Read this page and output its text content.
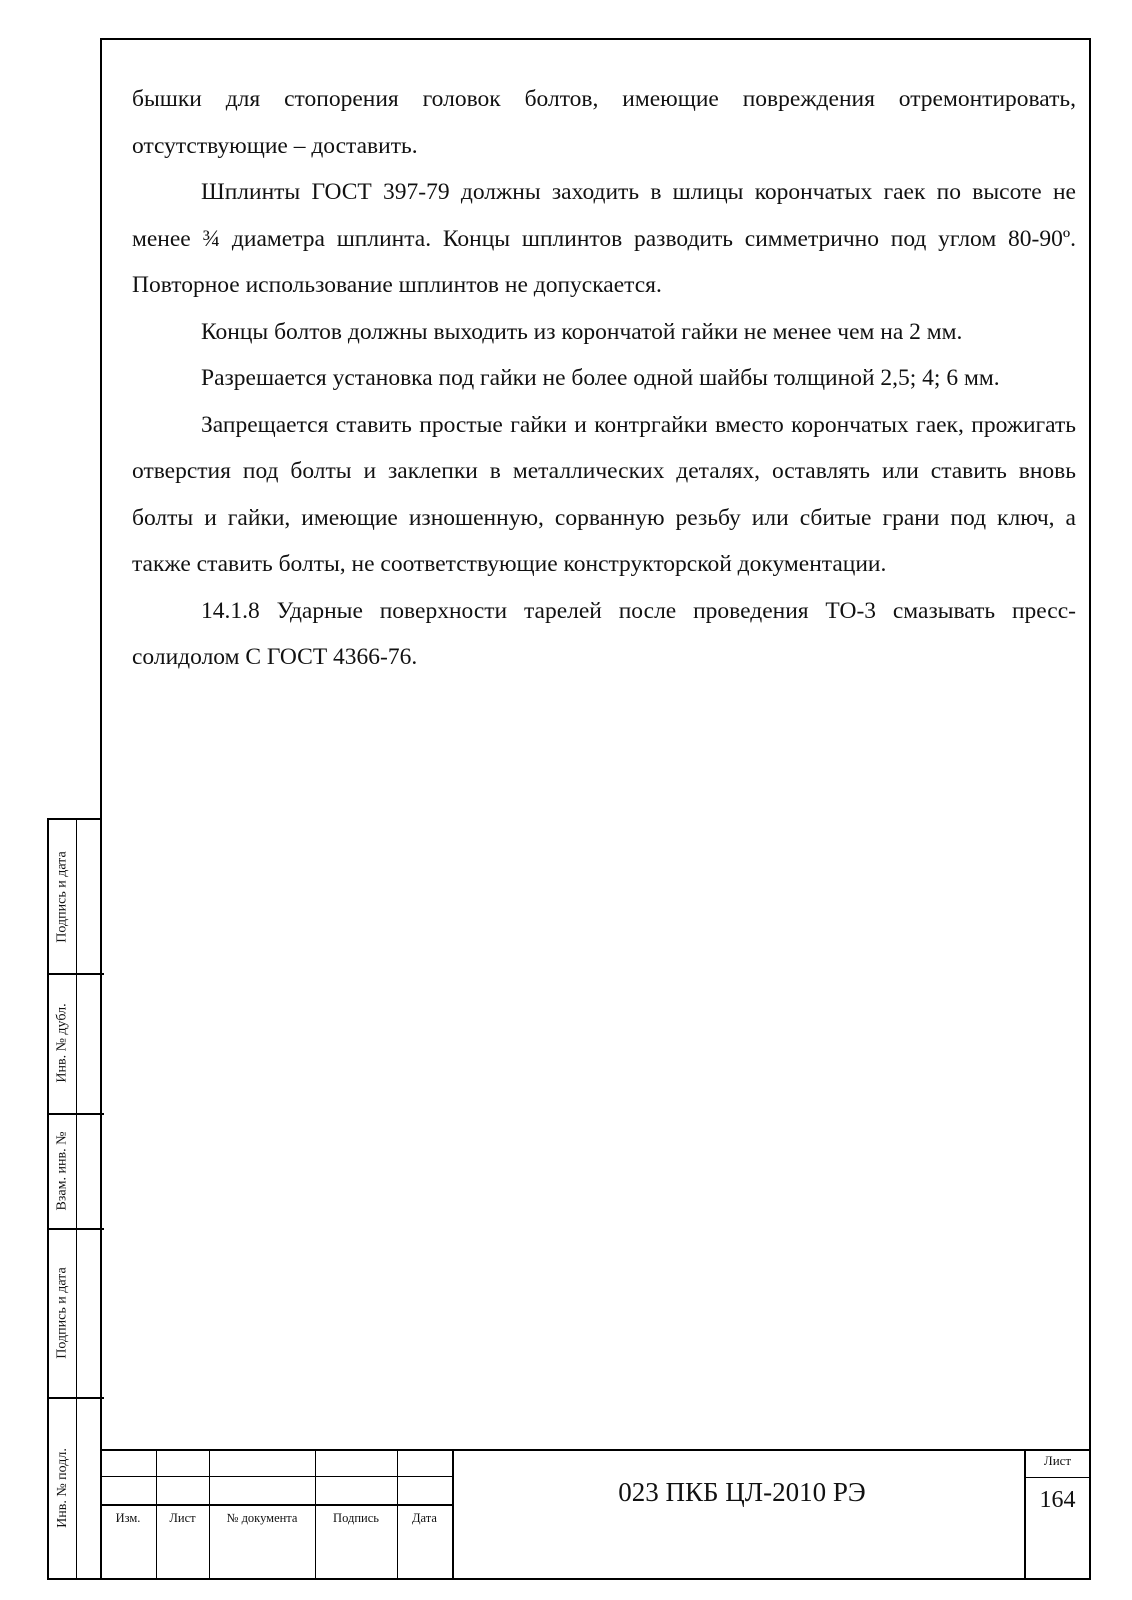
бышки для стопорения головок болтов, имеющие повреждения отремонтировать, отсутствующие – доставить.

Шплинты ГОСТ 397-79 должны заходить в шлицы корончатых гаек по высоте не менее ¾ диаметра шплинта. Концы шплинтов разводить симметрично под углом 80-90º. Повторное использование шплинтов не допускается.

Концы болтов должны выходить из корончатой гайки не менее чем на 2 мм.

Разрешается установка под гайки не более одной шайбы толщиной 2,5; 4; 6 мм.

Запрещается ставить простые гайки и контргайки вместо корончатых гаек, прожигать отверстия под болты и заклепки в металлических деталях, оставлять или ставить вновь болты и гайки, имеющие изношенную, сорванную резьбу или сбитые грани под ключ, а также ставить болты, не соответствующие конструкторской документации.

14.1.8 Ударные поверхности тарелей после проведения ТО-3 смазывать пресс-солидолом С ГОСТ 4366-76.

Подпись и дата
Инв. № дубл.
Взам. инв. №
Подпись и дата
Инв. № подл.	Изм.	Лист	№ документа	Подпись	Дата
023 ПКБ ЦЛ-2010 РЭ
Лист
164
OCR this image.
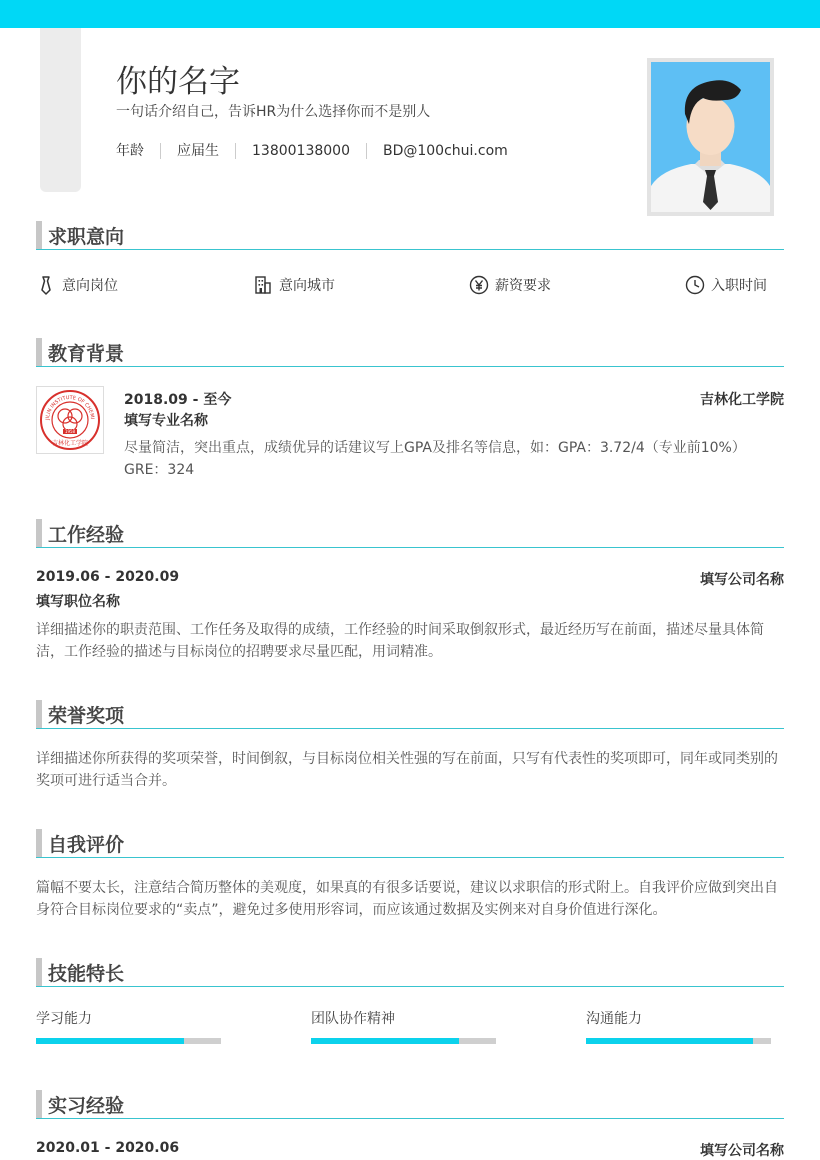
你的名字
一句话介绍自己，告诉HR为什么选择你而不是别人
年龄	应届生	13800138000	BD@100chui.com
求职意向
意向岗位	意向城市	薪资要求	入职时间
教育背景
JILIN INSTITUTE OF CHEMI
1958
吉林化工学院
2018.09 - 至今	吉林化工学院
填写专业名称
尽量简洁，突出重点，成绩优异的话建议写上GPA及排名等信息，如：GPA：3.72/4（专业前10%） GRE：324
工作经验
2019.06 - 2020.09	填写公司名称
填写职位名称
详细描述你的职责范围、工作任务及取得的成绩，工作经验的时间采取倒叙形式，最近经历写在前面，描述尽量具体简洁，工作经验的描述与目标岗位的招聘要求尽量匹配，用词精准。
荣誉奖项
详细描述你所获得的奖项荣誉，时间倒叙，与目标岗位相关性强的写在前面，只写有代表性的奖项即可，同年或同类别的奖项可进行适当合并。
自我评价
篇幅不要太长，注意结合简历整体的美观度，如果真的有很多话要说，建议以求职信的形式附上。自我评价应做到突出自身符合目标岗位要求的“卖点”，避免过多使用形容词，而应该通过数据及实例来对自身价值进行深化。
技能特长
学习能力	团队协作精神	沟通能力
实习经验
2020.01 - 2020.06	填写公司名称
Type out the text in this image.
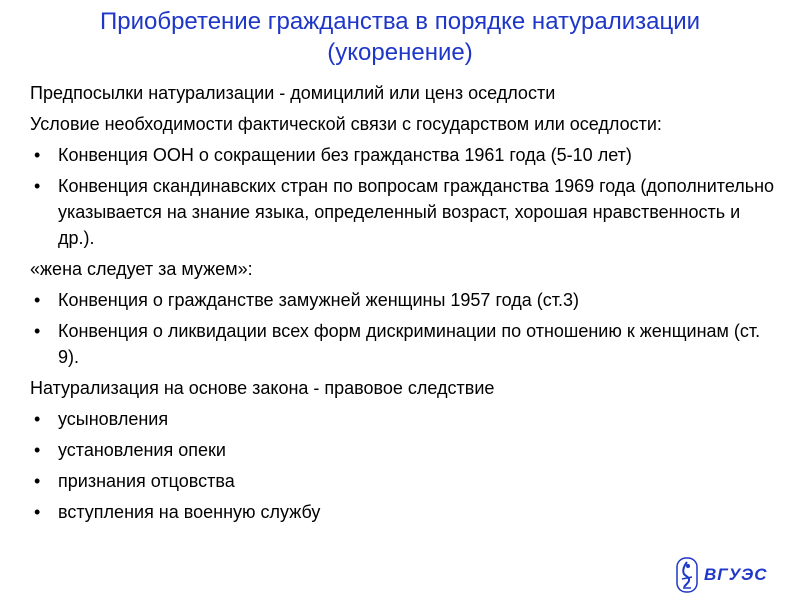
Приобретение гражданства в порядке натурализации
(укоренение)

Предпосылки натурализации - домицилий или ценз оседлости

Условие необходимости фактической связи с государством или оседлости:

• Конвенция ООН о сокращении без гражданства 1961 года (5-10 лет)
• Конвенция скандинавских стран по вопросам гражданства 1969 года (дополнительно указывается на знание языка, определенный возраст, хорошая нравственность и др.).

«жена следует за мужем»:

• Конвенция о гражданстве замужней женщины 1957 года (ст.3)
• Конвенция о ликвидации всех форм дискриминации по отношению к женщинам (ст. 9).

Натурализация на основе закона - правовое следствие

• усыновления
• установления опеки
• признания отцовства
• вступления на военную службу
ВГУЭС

----------

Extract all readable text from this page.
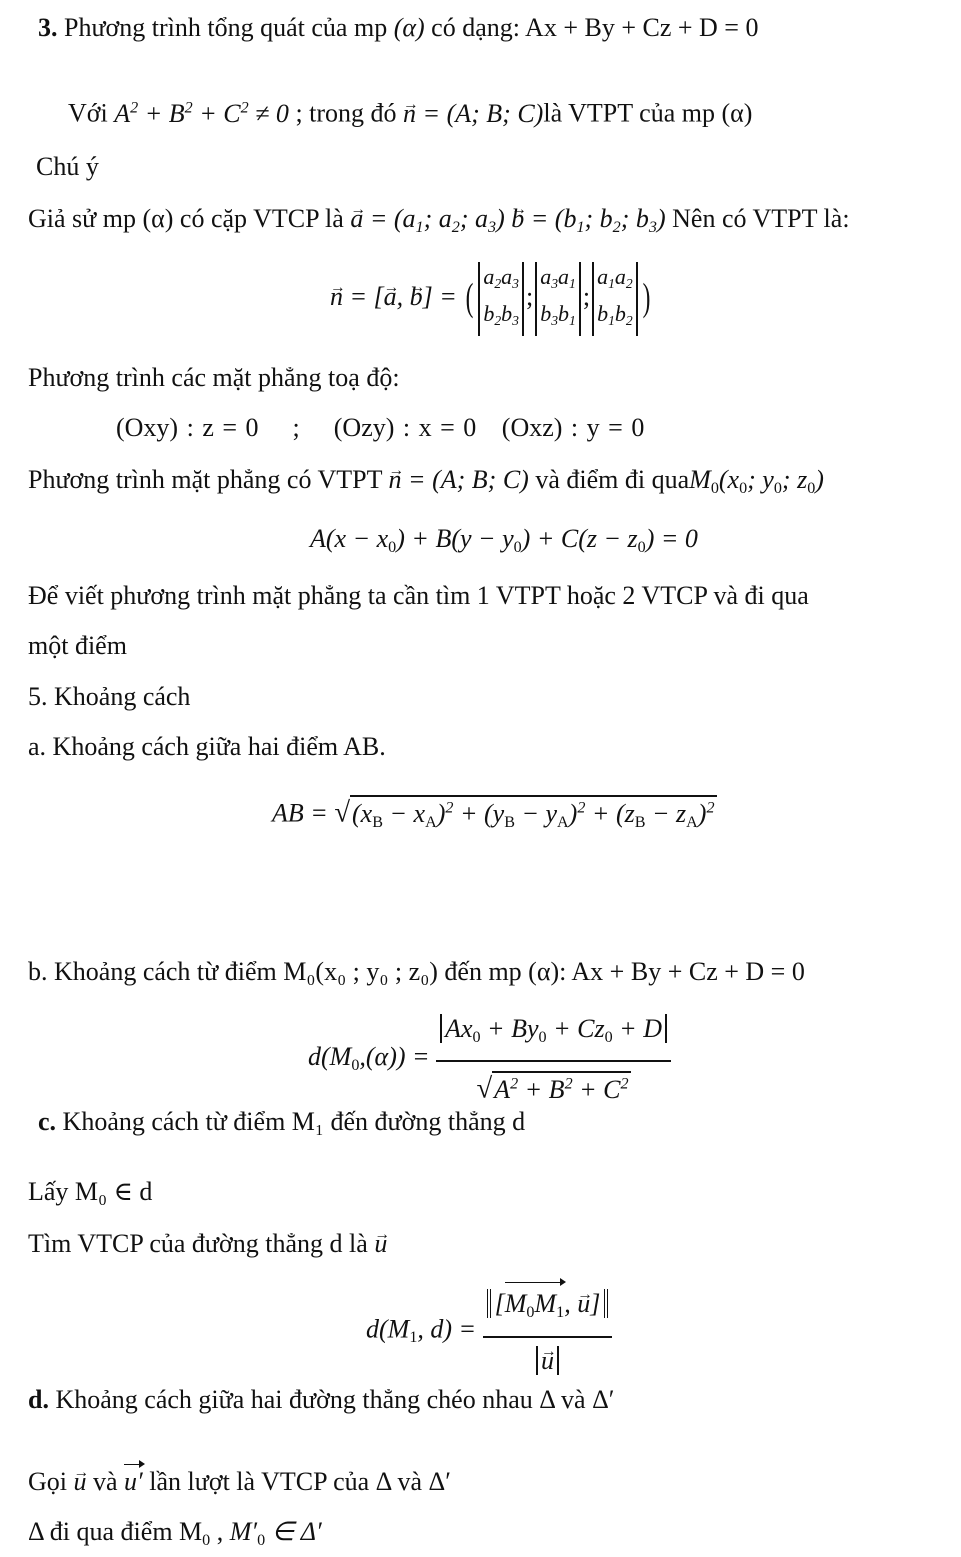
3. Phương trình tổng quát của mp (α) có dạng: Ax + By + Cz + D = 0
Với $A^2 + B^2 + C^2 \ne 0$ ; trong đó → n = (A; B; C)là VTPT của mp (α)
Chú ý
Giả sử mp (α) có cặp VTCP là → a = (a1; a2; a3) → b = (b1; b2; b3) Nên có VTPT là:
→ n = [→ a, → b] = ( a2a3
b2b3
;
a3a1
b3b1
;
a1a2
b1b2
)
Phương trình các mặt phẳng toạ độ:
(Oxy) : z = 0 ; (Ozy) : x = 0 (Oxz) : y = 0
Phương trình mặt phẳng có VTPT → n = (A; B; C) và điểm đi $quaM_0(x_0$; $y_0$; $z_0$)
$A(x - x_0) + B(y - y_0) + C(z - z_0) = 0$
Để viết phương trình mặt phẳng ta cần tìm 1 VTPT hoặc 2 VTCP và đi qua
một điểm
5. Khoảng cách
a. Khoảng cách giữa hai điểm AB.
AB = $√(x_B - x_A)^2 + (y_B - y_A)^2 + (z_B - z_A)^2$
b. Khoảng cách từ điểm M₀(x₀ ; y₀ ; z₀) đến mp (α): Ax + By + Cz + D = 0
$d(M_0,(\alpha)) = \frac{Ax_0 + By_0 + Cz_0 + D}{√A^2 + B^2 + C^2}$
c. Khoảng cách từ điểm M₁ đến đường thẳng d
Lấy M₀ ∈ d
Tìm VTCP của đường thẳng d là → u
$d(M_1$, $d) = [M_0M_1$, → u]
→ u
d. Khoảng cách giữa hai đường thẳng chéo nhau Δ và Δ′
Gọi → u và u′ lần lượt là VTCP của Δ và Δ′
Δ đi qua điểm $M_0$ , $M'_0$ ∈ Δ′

----------

Directions for this task :: Find the lines above holding the word "đường" and show them.

Result ::
c. Khoảng cách từ điểm M₁ đến đường thẳng d
Tìm VTCP của đường thẳng d là → u
d. Khoảng cách giữa hai đường thẳng chéo nhau Δ và Δ′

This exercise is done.